═══ Record list

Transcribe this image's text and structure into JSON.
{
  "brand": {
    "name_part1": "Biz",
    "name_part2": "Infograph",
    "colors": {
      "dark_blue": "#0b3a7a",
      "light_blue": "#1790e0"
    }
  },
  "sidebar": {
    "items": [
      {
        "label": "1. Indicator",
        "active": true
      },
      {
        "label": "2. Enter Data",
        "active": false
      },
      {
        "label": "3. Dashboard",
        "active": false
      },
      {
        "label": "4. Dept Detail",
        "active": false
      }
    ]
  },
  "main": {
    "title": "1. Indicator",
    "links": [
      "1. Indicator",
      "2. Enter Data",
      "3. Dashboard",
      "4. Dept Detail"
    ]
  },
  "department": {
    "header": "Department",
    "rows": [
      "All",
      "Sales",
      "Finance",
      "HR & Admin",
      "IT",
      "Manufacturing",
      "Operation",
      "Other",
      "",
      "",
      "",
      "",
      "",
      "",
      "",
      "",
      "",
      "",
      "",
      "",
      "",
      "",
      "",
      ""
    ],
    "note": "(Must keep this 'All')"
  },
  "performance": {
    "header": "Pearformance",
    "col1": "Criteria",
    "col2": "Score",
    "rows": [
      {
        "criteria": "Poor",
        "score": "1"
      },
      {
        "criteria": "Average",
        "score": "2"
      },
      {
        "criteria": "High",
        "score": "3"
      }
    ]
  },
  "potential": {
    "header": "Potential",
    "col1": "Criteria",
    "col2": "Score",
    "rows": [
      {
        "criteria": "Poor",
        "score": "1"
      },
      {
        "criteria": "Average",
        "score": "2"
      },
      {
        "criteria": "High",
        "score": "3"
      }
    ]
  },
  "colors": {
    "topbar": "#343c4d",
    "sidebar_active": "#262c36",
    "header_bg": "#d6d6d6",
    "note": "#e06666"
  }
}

══════

Output every entry shown above, exactly.

Transcribe this image's text and structure into JSON.
{
  "brand": {
    "name_part1": "Biz",
    "name_part2": "Infograph",
    "colors": {
      "dark_blue": "#0b3a7a",
      "light_blue": "#1790e0"
    }
  },
  "sidebar": {
    "items": [
      {
        "label": "1. Indicator",
        "active": true
      },
      {
        "label": "2. Enter Data",
        "active": false
      },
      {
        "label": "3. Dashboard",
        "active": false
      },
      {
        "label": "4. Dept Detail",
        "active": false
      }
    ]
  },
  "main": {
    "title": "1. Indicator",
    "links": [
      "1. Indicator",
      "2. Enter Data",
      "3. Dashboard",
      "4. Dept Detail"
    ]
  },
  "department": {
    "header": "Department",
    "rows": [
      "All",
      "Sales",
      "Finance",
      "HR & Admin",
      "IT",
      "Manufacturing",
      "Operation",
      "Other",
      "",
      "",
      "",
      "",
      "",
      "",
      "",
      "",
      "",
      "",
      "",
      "",
      "",
      "",
      "",
      ""
    ],
    "note": "(Must keep this 'All')"
  },
  "performance": {
    "header": "Pearformance",
    "col1": "Criteria",
    "col2": "Score",
    "rows": [
      {
        "criteria": "Poor",
        "score": "1"
      },
      {
        "criteria": "Average",
        "score": "2"
      },
      {
        "criteria": "High",
        "score": "3"
      }
    ]
  },
  "potential": {
    "header": "Potential",
    "col1": "Criteria",
    "col2": "Score",
    "rows": [
      {
        "criteria": "Poor",
        "score": "1"
      },
      {
        "criteria": "Average",
        "score": "2"
      },
      {
        "criteria": "High",
        "score": "3"
      }
    ]
  },
  "colors": {
    "topbar": "#343c4d",
    "sidebar_active": "#262c36",
    "header_bg": "#d6d6d6",
    "note": "#e06666"
  }
}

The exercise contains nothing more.